• **STORED DATA**:
>>>>
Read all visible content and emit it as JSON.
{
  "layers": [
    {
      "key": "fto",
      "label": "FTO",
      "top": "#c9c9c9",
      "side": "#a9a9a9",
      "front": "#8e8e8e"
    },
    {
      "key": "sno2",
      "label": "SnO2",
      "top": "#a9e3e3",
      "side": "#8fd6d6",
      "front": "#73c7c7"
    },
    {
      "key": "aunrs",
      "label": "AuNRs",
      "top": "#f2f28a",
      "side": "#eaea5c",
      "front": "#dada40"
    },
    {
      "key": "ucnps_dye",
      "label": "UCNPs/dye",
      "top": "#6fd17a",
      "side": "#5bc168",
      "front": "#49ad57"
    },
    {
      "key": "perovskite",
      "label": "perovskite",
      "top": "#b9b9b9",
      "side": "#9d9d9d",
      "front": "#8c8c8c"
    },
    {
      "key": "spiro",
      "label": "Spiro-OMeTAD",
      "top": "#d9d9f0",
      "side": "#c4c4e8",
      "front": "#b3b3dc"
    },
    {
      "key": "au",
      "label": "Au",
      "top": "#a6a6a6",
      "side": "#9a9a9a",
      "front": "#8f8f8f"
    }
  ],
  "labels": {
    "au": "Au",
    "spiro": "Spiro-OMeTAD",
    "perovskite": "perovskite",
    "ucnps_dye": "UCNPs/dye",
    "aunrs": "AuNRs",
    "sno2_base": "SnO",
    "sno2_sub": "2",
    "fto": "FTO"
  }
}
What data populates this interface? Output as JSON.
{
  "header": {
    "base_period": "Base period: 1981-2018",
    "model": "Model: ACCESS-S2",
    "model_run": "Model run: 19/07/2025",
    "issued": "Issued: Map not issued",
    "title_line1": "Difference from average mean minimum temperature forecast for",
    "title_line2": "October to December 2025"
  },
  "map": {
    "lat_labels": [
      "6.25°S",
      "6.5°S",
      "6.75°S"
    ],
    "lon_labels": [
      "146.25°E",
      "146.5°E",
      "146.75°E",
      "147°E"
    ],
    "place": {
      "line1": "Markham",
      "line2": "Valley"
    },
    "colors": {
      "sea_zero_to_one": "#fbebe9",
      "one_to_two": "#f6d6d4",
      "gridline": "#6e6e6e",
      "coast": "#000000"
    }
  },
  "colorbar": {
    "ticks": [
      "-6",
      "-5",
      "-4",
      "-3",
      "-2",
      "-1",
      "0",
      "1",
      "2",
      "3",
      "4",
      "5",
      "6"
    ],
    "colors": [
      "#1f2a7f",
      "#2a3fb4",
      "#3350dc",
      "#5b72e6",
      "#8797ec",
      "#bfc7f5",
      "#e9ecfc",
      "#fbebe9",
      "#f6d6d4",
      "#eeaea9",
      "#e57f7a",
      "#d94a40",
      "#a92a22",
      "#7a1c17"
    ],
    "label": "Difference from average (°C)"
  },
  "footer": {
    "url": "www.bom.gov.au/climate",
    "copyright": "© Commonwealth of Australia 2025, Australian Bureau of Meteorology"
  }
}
<<<<
>>>>
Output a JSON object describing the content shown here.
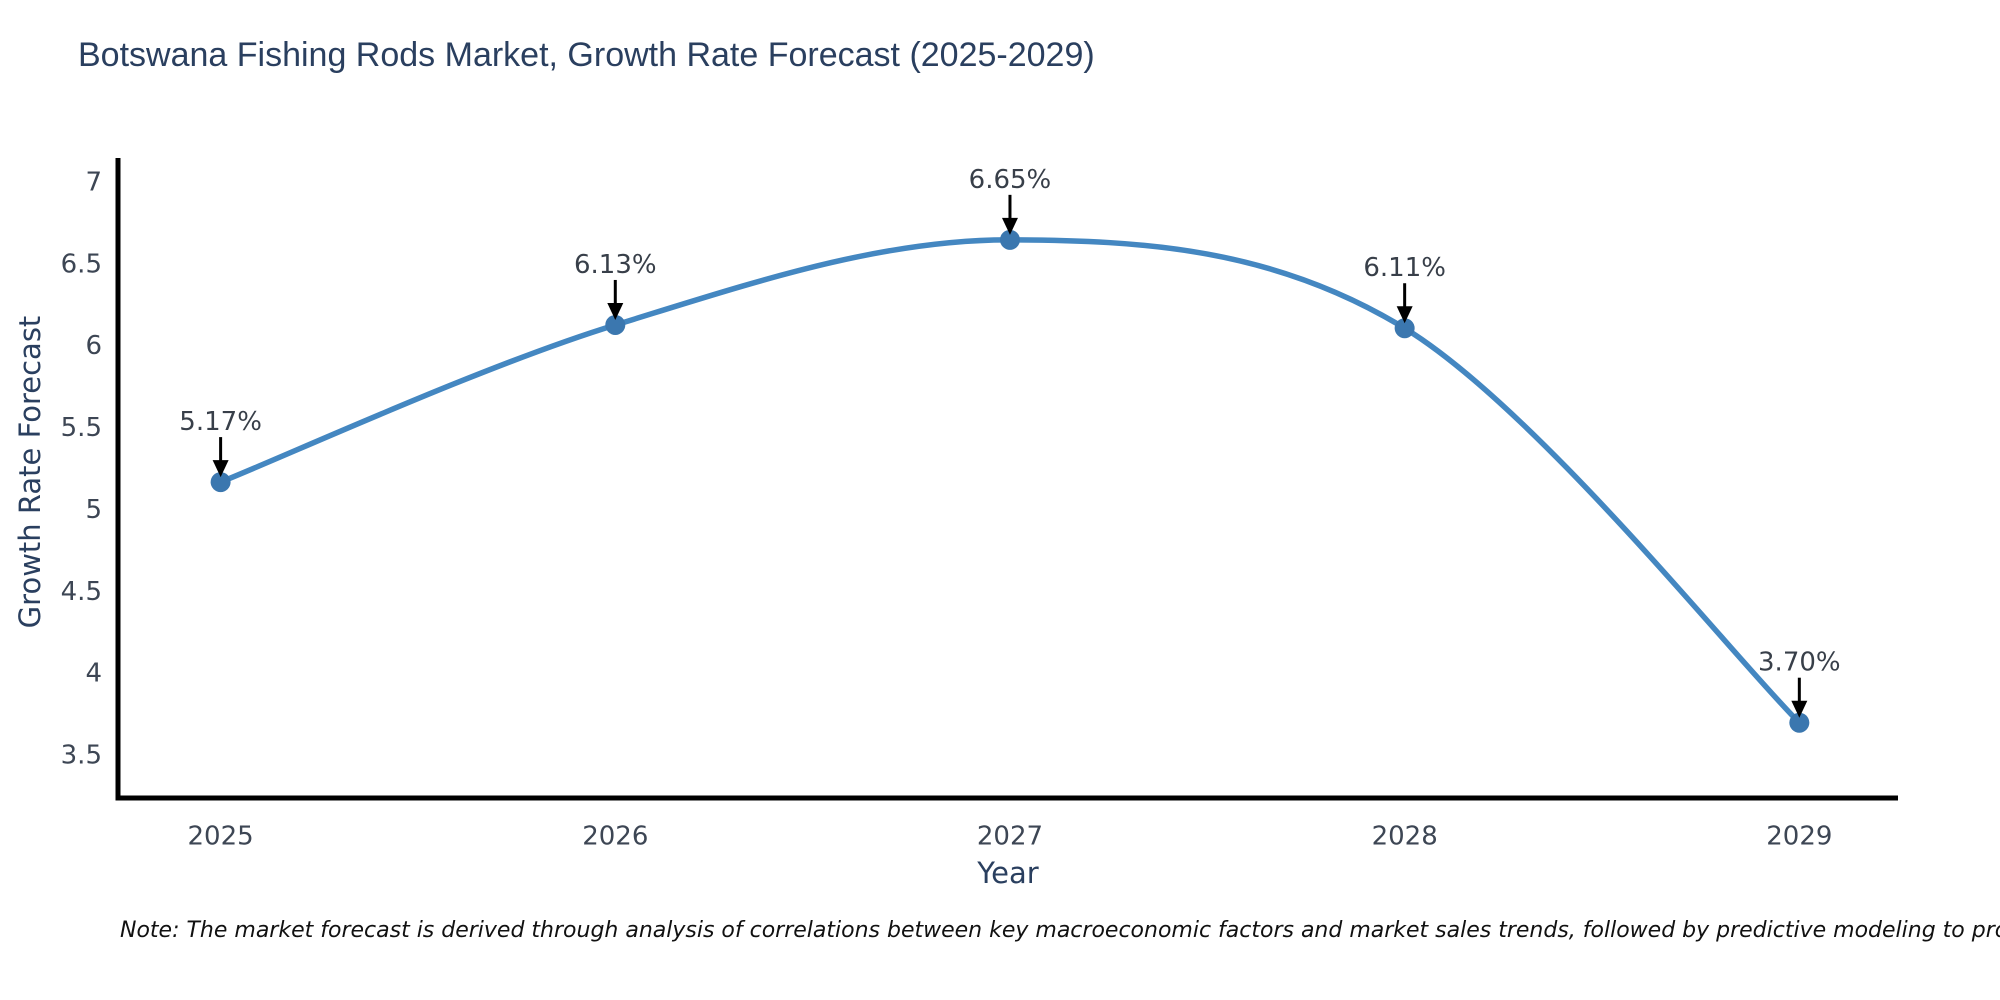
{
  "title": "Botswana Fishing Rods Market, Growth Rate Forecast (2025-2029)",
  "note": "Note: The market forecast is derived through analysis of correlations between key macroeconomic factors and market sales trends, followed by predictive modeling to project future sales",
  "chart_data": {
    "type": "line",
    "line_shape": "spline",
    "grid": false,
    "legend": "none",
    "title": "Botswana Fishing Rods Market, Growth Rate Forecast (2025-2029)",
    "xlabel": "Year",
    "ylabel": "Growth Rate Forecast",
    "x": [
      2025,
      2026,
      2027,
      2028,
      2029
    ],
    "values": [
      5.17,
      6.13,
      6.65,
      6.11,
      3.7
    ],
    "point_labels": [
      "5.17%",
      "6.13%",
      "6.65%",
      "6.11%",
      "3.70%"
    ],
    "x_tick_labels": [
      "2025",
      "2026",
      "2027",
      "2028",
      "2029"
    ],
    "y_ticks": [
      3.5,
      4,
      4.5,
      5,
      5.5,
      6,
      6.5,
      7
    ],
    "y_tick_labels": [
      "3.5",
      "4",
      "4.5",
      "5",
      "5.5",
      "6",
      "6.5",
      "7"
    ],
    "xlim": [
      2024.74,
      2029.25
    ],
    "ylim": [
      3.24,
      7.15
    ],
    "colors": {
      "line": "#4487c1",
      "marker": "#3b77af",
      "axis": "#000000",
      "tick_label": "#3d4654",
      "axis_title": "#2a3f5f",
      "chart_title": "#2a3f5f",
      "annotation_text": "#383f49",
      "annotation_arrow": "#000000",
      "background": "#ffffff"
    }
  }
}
<<<<
• **GOAL**: Above are several records. Count the lines among them that contain "perovskite" and give only the total.

• **REPLY TO THE EXERCISE**: 3